Dataset records:
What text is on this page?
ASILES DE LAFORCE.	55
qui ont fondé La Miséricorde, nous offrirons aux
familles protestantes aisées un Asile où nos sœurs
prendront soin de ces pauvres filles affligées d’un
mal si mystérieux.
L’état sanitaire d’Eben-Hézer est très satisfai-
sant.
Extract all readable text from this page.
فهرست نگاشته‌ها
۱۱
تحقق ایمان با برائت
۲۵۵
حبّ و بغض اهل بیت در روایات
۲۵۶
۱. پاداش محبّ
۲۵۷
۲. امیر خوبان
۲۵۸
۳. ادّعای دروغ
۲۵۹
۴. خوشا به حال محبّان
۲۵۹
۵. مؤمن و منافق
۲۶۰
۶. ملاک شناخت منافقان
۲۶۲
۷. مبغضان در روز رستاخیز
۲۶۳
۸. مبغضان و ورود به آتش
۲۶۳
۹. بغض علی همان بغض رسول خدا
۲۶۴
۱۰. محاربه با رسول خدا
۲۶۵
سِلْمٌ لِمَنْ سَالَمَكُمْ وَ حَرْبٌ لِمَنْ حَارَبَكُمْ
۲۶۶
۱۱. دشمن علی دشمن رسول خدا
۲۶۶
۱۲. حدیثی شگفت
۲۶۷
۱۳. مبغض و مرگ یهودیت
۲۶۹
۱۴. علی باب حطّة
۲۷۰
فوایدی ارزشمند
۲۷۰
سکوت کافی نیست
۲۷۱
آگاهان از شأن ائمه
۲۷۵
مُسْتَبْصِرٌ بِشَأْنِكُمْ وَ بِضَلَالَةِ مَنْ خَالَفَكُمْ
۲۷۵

PROBLEM: Please copy out each record, character for character.

ANSWER IN FULL:
What text is on this page?
ASILES DE LAFORCE.	55
qui ont fondé La Miséricorde, nous offrirons aux
familles protestantes aisées un Asile où nos sœurs
prendront soin de ces pauvres filles affligées d’un
mal si mystérieux.
L’état sanitaire d’Eben-Hézer est très satisfai-
sant.
Extract all readable text from this page.
فهرست نگاشته‌ها
۱۱
تحقق ایمان با برائت
۲۵۵
حبّ و بغض اهل بیت در روایات
۲۵۶
۱. پاداش محبّ
۲۵۷
۲. امیر خوبان
۲۵۸
۳. ادّعای دروغ
۲۵۹
۴. خوشا به حال محبّان
۲۵۹
۵. مؤمن و منافق
۲۶۰
۶. ملاک شناخت منافقان
۲۶۲
۷. مبغضان در روز رستاخیز
۲۶۳
۸. مبغضان و ورود به آتش
۲۶۳
۹. بغض علی همان بغض رسول خدا
۲۶۴
۱۰. محاربه با رسول خدا
۲۶۵
سِلْمٌ لِمَنْ سَالَمَكُمْ وَ حَرْبٌ لِمَنْ حَارَبَكُمْ
۲۶۶
۱۱. دشمن علی دشمن رسول خدا
۲۶۶
۱۲. حدیثی شگفت
۲۶۷
۱۳. مبغض و مرگ یهودیت
۲۶۹
۱۴. علی باب حطّة
۲۷۰
فوایدی ارزشمند
۲۷۰
سکوت کافی نیست
۲۷۱
آگاهان از شأن ائمه
۲۷۵
مُسْتَبْصِرٌ بِشَأْنِكُمْ وَ بِضَلَالَةِ مَنْ خَالَفَكُمْ
۲۷۵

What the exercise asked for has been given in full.